:: Objective ::
Find the string "only" in the data, then copy every line where it is found.

:: Records supplied ::
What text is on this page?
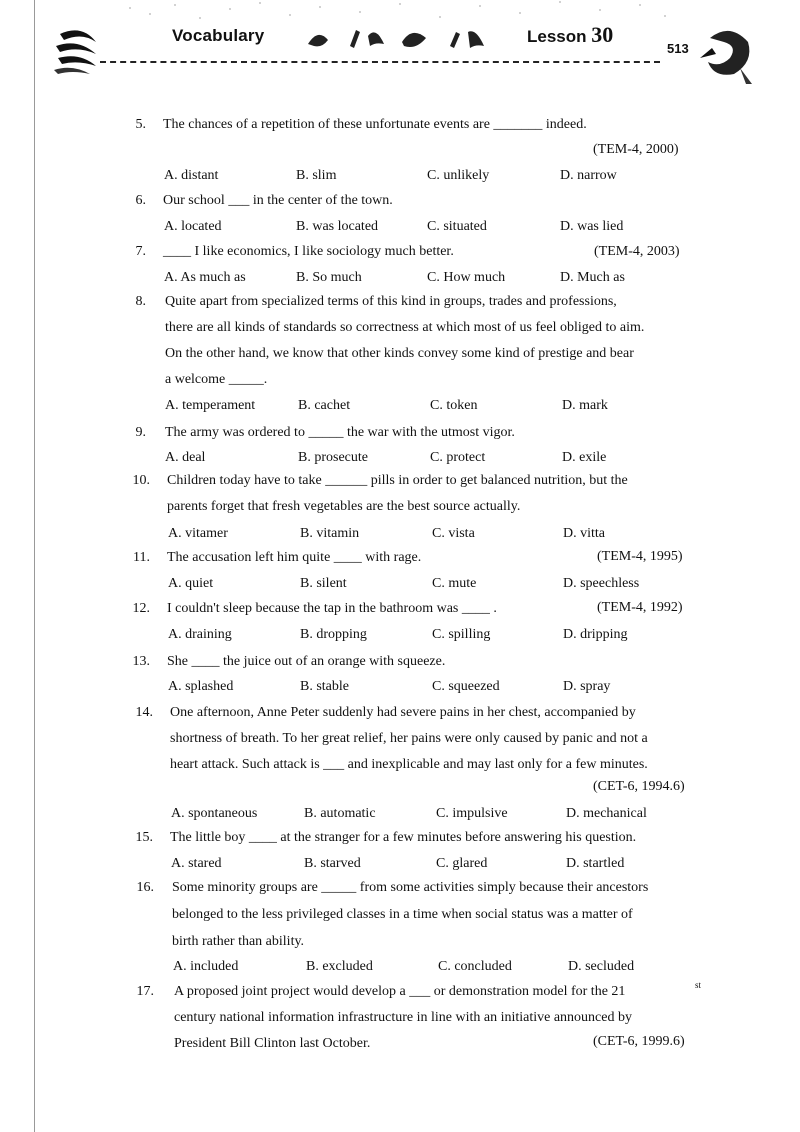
Vocabulary	Lesson 30
513
5. The chances of a repetition of these unfortunate events are _______ indeed.
(TEM-4, 2000)
A. distant	B. slim	C. unlikely	D. narrow
6. Our school ___ in the center of the town.
A. located	B. was located	C. situated	D. was lied
7. ____ I like economics, I like sociology much better.	(TEM-4, 2003)
A. As much as	B. So much	C. How much	D. Much as
8. Quite apart from specialized terms of this kind in groups, trades and professions,
there are all kinds of standards so correctness at which most of us feel obliged to aim.
On the other hand, we know that other kinds convey some kind of prestige and bear
a welcome _____.
A. temperament	B. cachet	C. token	D. mark
9. The army was ordered to _____ the war with the utmost vigor.
A. deal	B. prosecute	C. protect	D. exile
10. Children today have to take ______ pills in order to get balanced nutrition, but the
parents forget that fresh vegetables are the best source actually.
A. vitamer	B. vitamin	C. vista	D. vitta
11. The accusation left him quite ____ with rage.	(TEM-4, 1995)
A. quiet	B. silent	C. mute	D. speechless
12. I couldn't sleep because the tap in the bathroom was ____ .	(TEM-4, 1992)
A. draining	B. dropping	C. spilling	D. dripping
13. She ____ the juice out of an orange with squeeze.
A. splashed	B. stable	C. squeezed	D. spray
14. One afternoon, Anne Peter suddenly had severe pains in her chest, accompanied by
shortness of breath. To her great relief, her pains were only caused by panic and not a
heart attack. Such attack is ___ and inexplicable and may last only for a few minutes.
(CET-6, 1994.6)
A. spontaneous	B. automatic	C. impulsive	D. mechanical
15. The little boy ____ at the stranger for a few minutes before answering his question.
A. stared	B. starved	C. glared	D. startled
16. Some minority groups are _____ from some activities simply because their ancestors
belonged to the less privileged classes in a time when social status was a matter of
birth rather than ability.
A. included	B. excluded	C. concluded	D. secluded
17. A proposed joint project would develop a ___ or demonstration model for the 21	st
century national information infrastructure in line with an initiative announced by
President Bill Clinton last October.	(CET-6, 1999.6)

:: The completed task ::
shortness of breath. To her great relief, her pains were only caused by panic and not a
heart attack. Such attack is ___ and inexplicable and may last only for a few minutes.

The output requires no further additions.